======== Input ========

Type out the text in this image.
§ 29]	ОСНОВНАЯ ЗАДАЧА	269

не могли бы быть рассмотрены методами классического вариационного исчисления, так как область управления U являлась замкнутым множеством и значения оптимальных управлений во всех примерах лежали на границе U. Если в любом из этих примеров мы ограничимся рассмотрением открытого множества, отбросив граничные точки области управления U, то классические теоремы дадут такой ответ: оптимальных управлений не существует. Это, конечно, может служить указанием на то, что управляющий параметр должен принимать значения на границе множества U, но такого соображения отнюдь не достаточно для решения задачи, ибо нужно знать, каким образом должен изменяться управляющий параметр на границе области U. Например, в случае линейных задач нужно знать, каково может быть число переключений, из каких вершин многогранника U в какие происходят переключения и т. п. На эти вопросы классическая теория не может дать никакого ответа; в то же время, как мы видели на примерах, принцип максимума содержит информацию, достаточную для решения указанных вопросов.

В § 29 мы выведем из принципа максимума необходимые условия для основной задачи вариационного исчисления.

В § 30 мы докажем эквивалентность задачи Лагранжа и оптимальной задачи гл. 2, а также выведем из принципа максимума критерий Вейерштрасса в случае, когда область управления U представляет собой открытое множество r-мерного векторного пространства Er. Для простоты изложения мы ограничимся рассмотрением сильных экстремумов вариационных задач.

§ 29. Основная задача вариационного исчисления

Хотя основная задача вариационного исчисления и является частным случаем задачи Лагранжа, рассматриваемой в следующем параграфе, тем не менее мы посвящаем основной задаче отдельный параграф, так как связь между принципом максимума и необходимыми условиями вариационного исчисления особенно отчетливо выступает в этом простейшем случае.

========

▶ _Objective_
Search the data for the word "выведем" and copy each line where it appears.

▶ _Task output_
В § 29 мы выведем из принципа максимума необходимые условия для основной задачи вариационного исчисления.
В § 30 мы докажем эквивалентность задачи Лагранжа и оптимальной задачи гл. 2, а также выведем из принципа максимума критерий Вейерштрасса в случае, когда область управления U представляет собой открытое множество r-мерного векторного пространства Er. Для простоты изложения мы ограничимся рассмотрением сильных экстремумов вариационных задач.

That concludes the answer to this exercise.